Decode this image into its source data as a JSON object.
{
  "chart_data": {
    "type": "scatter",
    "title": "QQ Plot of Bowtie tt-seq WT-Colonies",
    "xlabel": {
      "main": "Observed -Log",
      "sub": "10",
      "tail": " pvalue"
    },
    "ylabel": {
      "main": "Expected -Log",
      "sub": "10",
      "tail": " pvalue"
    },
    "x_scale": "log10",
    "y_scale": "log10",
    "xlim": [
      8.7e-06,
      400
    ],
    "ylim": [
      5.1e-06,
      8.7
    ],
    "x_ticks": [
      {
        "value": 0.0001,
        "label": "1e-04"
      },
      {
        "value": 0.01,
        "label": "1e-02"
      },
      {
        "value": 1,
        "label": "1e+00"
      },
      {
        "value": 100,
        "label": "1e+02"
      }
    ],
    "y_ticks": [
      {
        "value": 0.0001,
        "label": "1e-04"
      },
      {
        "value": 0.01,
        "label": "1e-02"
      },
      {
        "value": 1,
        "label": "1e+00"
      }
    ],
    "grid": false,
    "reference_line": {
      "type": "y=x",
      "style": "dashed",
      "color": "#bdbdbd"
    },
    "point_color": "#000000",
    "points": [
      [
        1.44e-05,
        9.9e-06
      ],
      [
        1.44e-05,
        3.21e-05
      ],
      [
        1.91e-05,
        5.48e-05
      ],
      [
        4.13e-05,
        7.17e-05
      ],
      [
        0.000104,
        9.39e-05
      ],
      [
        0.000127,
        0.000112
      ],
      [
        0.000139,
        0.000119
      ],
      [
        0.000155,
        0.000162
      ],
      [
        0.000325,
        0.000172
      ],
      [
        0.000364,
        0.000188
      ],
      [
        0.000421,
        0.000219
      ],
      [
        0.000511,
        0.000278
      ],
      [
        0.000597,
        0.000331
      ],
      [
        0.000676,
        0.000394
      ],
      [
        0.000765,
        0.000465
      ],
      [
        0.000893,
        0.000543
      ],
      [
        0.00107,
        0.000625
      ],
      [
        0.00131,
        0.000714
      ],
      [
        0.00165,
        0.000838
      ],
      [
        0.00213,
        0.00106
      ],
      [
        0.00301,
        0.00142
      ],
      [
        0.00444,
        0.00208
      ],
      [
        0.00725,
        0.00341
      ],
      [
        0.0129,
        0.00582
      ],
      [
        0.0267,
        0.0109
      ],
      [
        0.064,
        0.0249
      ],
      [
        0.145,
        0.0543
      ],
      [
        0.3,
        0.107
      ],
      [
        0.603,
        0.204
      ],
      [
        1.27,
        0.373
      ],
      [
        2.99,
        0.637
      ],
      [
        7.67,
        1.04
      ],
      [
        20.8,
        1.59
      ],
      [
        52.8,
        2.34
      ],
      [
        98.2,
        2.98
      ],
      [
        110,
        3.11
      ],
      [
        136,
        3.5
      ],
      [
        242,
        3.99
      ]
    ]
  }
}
··········
### GOAL
Copy the records above exactly as they appear.

### ANSWER IN FULL
Decode this image into its source data as a JSON object.
{
  "chart_data": {
    "type": "scatter",
    "title": "QQ Plot of Bowtie tt-seq WT-Colonies",
    "xlabel": {
      "main": "Observed -Log",
      "sub": "10",
      "tail": " pvalue"
    },
    "ylabel": {
      "main": "Expected -Log",
      "sub": "10",
      "tail": " pvalue"
    },
    "x_scale": "log10",
    "y_scale": "log10",
    "xlim": [
      8.7e-06,
      400
    ],
    "ylim": [
      5.1e-06,
      8.7
    ],
    "x_ticks": [
      {
        "value": 0.0001,
        "label": "1e-04"
      },
      {
        "value": 0.01,
        "label": "1e-02"
      },
      {
        "value": 1,
        "label": "1e+00"
      },
      {
        "value": 100,
        "label": "1e+02"
      }
    ],
    "y_ticks": [
      {
        "value": 0.0001,
        "label": "1e-04"
      },
      {
        "value": 0.01,
        "label": "1e-02"
      },
      {
        "value": 1,
        "label": "1e+00"
      }
    ],
    "grid": false,
    "reference_line": {
      "type": "y=x",
      "style": "dashed",
      "color": "#bdbdbd"
    },
    "point_color": "#000000",
    "points": [
      [
        1.44e-05,
        9.9e-06
      ],
      [
        1.44e-05,
        3.21e-05
      ],
      [
        1.91e-05,
        5.48e-05
      ],
      [
        4.13e-05,
        7.17e-05
      ],
      [
        0.000104,
        9.39e-05
      ],
      [
        0.000127,
        0.000112
      ],
      [
        0.000139,
        0.000119
      ],
      [
        0.000155,
        0.000162
      ],
      [
        0.000325,
        0.000172
      ],
      [
        0.000364,
        0.000188
      ],
      [
        0.000421,
        0.000219
      ],
      [
        0.000511,
        0.000278
      ],
      [
        0.000597,
        0.000331
      ],
      [
        0.000676,
        0.000394
      ],
      [
        0.000765,
        0.000465
      ],
      [
        0.000893,
        0.000543
      ],
      [
        0.00107,
        0.000625
      ],
      [
        0.00131,
        0.000714
      ],
      [
        0.00165,
        0.000838
      ],
      [
        0.00213,
        0.00106
      ],
      [
        0.00301,
        0.00142
      ],
      [
        0.00444,
        0.00208
      ],
      [
        0.00725,
        0.00341
      ],
      [
        0.0129,
        0.00582
      ],
      [
        0.0267,
        0.0109
      ],
      [
        0.064,
        0.0249
      ],
      [
        0.145,
        0.0543
      ],
      [
        0.3,
        0.107
      ],
      [
        0.603,
        0.204
      ],
      [
        1.27,
        0.373
      ],
      [
        2.99,
        0.637
      ],
      [
        7.67,
        1.04
      ],
      [
        20.8,
        1.59
      ],
      [
        52.8,
        2.34
      ],
      [
        98.2,
        2.98
      ],
      [
        110,
        3.11
      ],
      [
        136,
        3.5
      ],
      [
        242,
        3.99
      ]
    ]
  }
}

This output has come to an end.